Passage to read:
It takes a brave writer, even in an age transfixed by the workings of our inner woo, to bare their soul on the page. Tom Parfitt, a former Moscow correspondent, was scarred by the horrifying Beslan school siege and massacre which he saw unfold in North Ossetia in 2004. For years he was haunted by a recurring dream of ‘endless purgatory’ in which a grief-stricken woman, who has just learnt that her child has been killed in the terrorist attack, falls through the air, groaning like a wounded animal.
There are scrapes and scares – how could there not be? Wolves, bears and dogs are regular worries
An outdoors type who enjoyed a bucolic childhood on a Norfolk farm, Parfitt yearns to free himself from the hack’s daily shackles. He comes to believe a long walk will be an essential act of healing and understanding. Not just any old long walk, but a 1,000-mile traverse of the Caucasus, west to east, through a patchwork of small, turbulent republics on Russia’s southern fringe, from the Black Sea to the Caspian. For many, probably most, readers, these mountain-garlanded statelets of Karachay-Cherkessia, Kabardino-Balkaria, North Ossetia, Ingushetia, Chechnya and Dagestan will be terra incognita.
Off he goes from Sukhum – a latter-day Paddy Leigh Fermor with a prose style I suspect the doyen of travel writers would have admired. There are scrapes and scares – and how could there not be? Wolves, bears and dogs are regular worries during the first few weeks. It is 2008, and tensions are running high. The Russo-Georgian war unhelpfully breaks out, pitting Georgia against South Ossetia and Abkhazia. Tramping through the mountains, Parfitt is accused of being a spy and is briefly detained a couple of times.
He does a nice line in humour. Modest, self-deprecating and highly attuned to his surroundings, he is not afraid to mock his own very British reactions. Although he sympathises with what the Abkhazians have been through, caught between Georgia and Russia, their unreliable imperial protector, he tires of ‘the endless rehashing of past wrongs’ while sitting among a group of beer-drinking whingers. Surveying the scruffy beach in front of them, he hears a shrill voice inside his head saying ‘a British NCO would get that sorted out in three days!’
Much later, on his way to Gimry, the onetime mountain redoubt of Imam Shamil, the leader of the North Caucasian resistance to imperial Russia in the 1800s, he gets talking to a twitchy village policeman:
‘We don’t get many foreigners around here,’ he said, pouring more tea. ‘There was a Czech a few years ago.’
‘How did he get on?’
‘Someone shot him and stole his car. They found his body in the river down by Chirkata.’
Parfitt’s writerly turns of phrase delight. Even amid the personal trauma of returning to the school at Beslan he manages to summon up beauty from appalling violence. The school corridor is a delicate shade of blue, ‘blotched with dark craters of gunfire, like the pattern on guillemot eggs’. Plums are ‘little bombs of sweetness’. Rather than attacking him, a group of sleeping roadside dogs stay ‘tightly coiled in the chill of the morning’.

Task brief: According to the review of Tom Parfitt's walk through the Caucasus, what distance did his traverse cover, and between which two seas?

Provided data:
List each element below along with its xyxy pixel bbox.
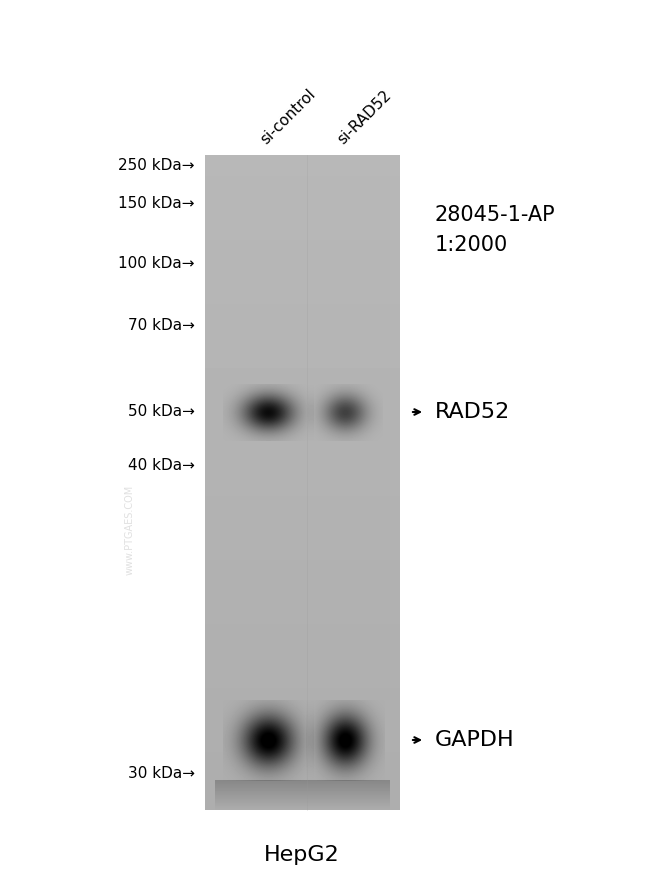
- Text: si-RAD52: si-RAD52: [334, 87, 394, 147]
- Text: 28045-1-AP
1:2000: 28045-1-AP 1:2000: [435, 205, 556, 255]
- Text: 100 kDa→: 100 kDa→: [118, 255, 195, 270]
- Text: si-control: si-control: [257, 87, 318, 147]
- Text: 30 kDa→: 30 kDa→: [128, 766, 195, 781]
- Text: 250 kDa→: 250 kDa→: [118, 159, 195, 174]
- Text: 150 kDa→: 150 kDa→: [118, 195, 195, 211]
- Text: 70 kDa→: 70 kDa→: [128, 318, 195, 333]
- Text: 50 kDa→: 50 kDa→: [128, 404, 195, 419]
- Text: 40 kDa→: 40 kDa→: [128, 458, 195, 473]
- Text: HepG2: HepG2: [264, 845, 340, 865]
- Text: RAD52: RAD52: [435, 402, 510, 422]
- Text: www.PTGAES.COM: www.PTGAES.COM: [125, 485, 135, 575]
- Text: GAPDH: GAPDH: [435, 730, 515, 750]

Solution: It covered 1,000 miles, from the Black Sea to the Caspian.